[start EXTRACTED MATERIAL]

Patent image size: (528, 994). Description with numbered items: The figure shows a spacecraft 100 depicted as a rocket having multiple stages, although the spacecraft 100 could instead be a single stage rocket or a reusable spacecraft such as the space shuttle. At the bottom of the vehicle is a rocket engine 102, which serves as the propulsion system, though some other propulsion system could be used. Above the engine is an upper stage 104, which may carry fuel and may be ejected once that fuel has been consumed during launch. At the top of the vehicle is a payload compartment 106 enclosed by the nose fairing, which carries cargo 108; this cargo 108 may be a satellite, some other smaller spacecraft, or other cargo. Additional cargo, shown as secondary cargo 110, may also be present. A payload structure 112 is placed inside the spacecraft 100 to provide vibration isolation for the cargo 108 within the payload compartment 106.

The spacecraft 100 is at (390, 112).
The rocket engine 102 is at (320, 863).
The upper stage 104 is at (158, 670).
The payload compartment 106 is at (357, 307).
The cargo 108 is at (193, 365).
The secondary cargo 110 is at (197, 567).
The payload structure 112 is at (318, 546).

[end EXTRACTED MATERIAL]
[start EXTRACTED MATERIAL]

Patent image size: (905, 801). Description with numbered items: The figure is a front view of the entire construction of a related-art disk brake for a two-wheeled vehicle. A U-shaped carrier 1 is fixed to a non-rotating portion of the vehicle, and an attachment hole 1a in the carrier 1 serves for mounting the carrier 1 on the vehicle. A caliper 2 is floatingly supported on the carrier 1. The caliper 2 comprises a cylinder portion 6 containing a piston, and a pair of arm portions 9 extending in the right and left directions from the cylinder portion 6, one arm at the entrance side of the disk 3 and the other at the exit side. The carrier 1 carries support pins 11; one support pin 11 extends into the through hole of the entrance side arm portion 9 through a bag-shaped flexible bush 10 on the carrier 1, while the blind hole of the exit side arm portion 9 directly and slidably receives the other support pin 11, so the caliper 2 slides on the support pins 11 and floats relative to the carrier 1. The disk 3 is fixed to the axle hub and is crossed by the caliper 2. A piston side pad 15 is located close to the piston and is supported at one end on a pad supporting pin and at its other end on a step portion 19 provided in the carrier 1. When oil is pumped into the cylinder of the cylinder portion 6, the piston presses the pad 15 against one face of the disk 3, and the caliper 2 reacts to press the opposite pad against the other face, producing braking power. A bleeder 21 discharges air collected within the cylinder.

[end EXTRACTED MATERIAL]

List every line above that contains the word "compartment", copying each one in full.

Patent image size: (528, 994). Description with numbered items: The figure shows a spacecraft 100 depicted as a rocket having multiple stages, although the spacecraft 100 could instead be a single stage rocket or a reusable spacecraft such as the space shuttle. At the bottom of the vehicle is a rocket engine 102, which serves as the propulsion system, though some other propulsion system could be used. Above the engine is an upper stage 104, which may carry fuel and may be ejected once that fuel has been consumed during launch. At the top of the vehicle is a payload compartment 106 enclosed by the nose fairing, which carries cargo 108; this cargo 108 may be a satellite, some other smaller spacecraft, or other cargo. Additional cargo, shown as secondary cargo 110, may also be present. A payload structure 112 is placed inside the spacecraft 100 to provide vibration isolation for the cargo 108 within the payload compartment 106.
The payload compartment 106 is at (357, 307).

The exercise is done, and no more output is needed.